● Work request 1: Print the passage on changing a collection in PowerShell word for word, beginning at the words "Note that the" and stopping after "for an answer.".
● Work request 2: Give what follows the last line of the passage on changing a collection in PowerShell, picking up right after its final line.

*** Opening of Given passage ***

PowerShell - Enumerating through a collection and change the collection

The SPListCollection tends to modify the collection when updating its properties (fields, event receivers, etc.). You can use a for-loop instead:

for ($i = 0; $i -lt $webLists.Count; $i++)
{
  $list = $web.Lists[$i];
  # ...
}

You can try copying the collection you're currently iterating on to another collection (an array or a list) and then iterate on that new collection.

Something like this:

$collection = @(1, 2, 3, 4)
$copy = @($collection)
$collection[0] = 10
$collection -join " "
$copy -join " "

The code above gives the following output:

10 2 3 4
1 2 3 4

Note that the $copy variable refers to a different collection.


I know this is a pretty old thread. This is for anybody ending up to this page looking for an answer.

The idea is, like other answers suggest, to copy the collection (using the clone() method) to another and iterate "another" and modify the original variable inside the loop without having to use for in place of foreach:

A collection of type ArrayList:

[System.Collections.ArrayList]$collection1 = "Foo","bar","baz"
$($collection1.Clone()) | foreach {
$collection1.Remove("bar")

*** Close of Given passage ***
*** Opening of Record excerpts ***

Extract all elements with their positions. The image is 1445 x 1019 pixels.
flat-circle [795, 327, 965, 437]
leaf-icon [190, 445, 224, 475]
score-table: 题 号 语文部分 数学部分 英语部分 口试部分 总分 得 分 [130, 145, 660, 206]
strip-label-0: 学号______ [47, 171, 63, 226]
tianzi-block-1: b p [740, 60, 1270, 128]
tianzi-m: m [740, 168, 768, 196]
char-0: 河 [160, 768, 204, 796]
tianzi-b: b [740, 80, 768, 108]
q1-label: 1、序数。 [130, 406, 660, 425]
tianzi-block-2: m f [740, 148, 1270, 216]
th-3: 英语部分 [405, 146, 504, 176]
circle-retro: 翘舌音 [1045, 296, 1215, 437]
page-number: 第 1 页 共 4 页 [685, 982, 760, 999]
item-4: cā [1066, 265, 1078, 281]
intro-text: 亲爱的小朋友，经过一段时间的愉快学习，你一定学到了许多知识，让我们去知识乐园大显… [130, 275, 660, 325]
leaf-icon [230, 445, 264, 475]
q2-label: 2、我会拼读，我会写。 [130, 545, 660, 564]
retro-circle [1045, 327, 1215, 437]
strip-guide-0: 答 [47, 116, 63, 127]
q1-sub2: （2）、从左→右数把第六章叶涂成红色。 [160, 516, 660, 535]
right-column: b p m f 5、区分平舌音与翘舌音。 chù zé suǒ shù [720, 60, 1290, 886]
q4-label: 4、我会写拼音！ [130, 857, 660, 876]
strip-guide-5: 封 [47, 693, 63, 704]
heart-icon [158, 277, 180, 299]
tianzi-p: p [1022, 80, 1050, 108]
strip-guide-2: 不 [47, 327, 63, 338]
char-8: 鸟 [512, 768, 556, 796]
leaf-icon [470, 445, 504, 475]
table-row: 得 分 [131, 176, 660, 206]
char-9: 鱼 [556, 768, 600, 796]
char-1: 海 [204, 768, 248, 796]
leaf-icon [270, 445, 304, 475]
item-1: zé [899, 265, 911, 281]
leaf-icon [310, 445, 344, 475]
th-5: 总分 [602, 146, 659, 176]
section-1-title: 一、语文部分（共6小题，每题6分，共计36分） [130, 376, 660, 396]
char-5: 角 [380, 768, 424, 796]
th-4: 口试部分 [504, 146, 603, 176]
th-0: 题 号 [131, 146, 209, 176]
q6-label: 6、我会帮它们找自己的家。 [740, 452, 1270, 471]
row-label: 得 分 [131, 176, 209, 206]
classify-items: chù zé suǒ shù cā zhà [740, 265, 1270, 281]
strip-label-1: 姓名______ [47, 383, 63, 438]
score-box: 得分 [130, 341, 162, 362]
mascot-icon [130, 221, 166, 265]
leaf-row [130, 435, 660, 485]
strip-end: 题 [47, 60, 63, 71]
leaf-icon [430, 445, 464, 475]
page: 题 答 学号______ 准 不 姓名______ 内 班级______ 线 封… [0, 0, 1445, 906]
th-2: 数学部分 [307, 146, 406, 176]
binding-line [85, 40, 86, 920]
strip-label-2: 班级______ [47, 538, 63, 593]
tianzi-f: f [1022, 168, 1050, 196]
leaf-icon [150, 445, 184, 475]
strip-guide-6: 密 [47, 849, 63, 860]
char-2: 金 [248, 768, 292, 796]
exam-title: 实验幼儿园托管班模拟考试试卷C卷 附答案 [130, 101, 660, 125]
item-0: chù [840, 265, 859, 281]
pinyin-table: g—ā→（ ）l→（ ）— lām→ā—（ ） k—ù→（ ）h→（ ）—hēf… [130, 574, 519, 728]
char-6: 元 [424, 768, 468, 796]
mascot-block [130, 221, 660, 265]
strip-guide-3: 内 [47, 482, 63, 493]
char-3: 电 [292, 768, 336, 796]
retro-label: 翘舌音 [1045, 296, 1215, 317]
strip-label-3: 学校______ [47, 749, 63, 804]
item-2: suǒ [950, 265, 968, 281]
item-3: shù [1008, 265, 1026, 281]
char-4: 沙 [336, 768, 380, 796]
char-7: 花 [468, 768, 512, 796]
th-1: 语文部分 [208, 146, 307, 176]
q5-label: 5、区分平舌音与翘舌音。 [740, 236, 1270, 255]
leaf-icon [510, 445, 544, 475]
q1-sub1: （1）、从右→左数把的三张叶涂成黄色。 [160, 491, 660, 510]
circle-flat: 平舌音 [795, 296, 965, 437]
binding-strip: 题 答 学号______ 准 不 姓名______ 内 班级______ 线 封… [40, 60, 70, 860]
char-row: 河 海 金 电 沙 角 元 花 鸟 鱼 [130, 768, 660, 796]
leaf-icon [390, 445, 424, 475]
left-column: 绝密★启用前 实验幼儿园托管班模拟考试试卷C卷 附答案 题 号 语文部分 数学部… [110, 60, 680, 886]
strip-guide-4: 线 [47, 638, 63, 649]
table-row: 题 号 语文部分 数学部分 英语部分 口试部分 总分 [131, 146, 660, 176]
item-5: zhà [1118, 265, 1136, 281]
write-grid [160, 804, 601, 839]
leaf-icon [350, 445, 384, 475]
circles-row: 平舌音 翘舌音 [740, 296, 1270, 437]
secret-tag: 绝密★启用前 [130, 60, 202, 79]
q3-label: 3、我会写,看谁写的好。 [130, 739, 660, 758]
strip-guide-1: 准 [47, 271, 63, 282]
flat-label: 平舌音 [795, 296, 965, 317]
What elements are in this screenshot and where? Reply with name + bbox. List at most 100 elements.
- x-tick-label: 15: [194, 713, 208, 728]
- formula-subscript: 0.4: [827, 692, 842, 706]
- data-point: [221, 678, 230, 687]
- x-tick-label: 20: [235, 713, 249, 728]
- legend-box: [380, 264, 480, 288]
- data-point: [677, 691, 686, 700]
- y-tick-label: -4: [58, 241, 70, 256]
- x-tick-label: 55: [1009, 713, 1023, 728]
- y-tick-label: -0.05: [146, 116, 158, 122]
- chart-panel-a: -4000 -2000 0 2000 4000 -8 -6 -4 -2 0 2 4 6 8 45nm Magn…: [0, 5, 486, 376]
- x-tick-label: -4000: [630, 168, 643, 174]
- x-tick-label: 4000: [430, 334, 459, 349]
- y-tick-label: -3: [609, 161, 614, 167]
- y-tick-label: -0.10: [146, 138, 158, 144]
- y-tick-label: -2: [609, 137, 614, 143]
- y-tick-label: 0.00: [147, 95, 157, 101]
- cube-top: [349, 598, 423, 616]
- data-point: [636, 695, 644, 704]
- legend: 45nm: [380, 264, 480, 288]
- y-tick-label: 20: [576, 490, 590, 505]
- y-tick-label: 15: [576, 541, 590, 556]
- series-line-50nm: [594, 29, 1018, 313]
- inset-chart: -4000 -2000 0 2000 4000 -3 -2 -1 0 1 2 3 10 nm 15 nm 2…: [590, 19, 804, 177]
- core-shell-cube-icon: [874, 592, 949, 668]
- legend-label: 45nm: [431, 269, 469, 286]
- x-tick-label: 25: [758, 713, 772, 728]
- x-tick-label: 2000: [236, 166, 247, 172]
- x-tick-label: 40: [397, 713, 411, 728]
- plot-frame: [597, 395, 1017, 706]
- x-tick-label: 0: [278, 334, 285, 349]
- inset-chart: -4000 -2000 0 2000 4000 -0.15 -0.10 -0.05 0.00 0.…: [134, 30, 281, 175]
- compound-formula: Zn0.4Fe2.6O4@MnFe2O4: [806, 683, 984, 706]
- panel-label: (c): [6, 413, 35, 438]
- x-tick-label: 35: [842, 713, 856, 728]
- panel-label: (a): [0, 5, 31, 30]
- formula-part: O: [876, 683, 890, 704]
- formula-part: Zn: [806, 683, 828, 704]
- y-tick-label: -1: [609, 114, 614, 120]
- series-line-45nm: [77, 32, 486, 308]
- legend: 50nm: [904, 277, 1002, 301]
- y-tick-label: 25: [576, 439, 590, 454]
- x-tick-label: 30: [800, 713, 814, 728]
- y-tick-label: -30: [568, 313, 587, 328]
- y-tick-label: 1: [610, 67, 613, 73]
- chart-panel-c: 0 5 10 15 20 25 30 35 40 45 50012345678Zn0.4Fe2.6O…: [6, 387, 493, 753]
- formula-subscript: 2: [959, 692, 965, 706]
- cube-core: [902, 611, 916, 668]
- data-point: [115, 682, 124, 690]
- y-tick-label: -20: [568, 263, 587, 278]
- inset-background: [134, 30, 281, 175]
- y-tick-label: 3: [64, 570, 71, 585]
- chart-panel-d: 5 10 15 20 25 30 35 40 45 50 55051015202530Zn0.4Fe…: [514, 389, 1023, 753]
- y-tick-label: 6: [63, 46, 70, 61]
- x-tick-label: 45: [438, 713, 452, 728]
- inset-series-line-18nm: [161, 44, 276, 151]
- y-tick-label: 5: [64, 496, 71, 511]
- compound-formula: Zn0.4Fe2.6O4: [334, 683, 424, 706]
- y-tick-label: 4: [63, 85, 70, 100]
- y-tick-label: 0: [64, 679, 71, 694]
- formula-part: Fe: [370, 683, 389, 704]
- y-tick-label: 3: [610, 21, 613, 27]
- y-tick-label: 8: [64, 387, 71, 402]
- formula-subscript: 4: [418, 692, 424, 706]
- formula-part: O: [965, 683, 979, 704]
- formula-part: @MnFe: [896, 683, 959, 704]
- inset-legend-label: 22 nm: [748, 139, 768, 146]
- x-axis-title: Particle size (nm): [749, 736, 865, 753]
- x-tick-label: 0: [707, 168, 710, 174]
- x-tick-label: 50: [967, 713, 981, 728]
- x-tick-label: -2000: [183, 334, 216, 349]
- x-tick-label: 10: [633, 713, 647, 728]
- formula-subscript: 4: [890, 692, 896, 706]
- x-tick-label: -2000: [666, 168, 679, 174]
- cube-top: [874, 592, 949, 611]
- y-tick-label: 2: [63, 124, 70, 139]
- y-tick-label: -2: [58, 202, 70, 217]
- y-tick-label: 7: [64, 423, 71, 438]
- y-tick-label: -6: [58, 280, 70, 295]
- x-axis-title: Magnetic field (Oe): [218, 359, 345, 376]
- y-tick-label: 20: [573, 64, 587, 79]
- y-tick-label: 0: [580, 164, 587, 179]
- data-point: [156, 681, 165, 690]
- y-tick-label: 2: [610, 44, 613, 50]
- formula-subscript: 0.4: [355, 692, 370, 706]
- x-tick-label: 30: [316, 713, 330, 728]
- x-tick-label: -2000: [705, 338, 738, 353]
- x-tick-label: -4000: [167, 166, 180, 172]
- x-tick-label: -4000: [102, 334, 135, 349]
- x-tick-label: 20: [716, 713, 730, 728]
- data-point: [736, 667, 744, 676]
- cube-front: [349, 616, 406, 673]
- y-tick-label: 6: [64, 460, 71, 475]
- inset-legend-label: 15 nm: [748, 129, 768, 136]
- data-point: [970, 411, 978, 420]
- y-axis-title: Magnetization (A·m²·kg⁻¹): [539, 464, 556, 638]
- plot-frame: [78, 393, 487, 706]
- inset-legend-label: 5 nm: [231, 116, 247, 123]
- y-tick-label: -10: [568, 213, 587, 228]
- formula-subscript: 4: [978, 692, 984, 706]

*** Close of Record excerpts ***

● Answer section 1:
Note that the $copy variable refers to a different collection.


I know this is a pretty old thread. This is for anybody ending up to this page looking for an answer.

● Answer section 2:
}

Output:

PS H:\> $collection1
Foo
baz

A collection of type Hashtable:

[System.Collections.Hashtable]$collection2 = @{
        "Forum" = "Stackoverflow"
        "Topic" = "PowerShell"
        }

$($collection2.Clone())| foreach {
$collection2.Remove("Forum")
}

Output: PS H:> $collection2

Name                           Value                                                              
----                           -----                                                              
Topic                          PowerShell                                                         

And, a basic array:

[System.Array]$collection3 = 1, 2, 3, 4
$($collection3.Clone()) | foreach {
$collection3[$collection3.IndexOf($_)] = 10
}

Output:

PS H:\> $collection3
10
10
10
10

As long as your collection is not of fixed size.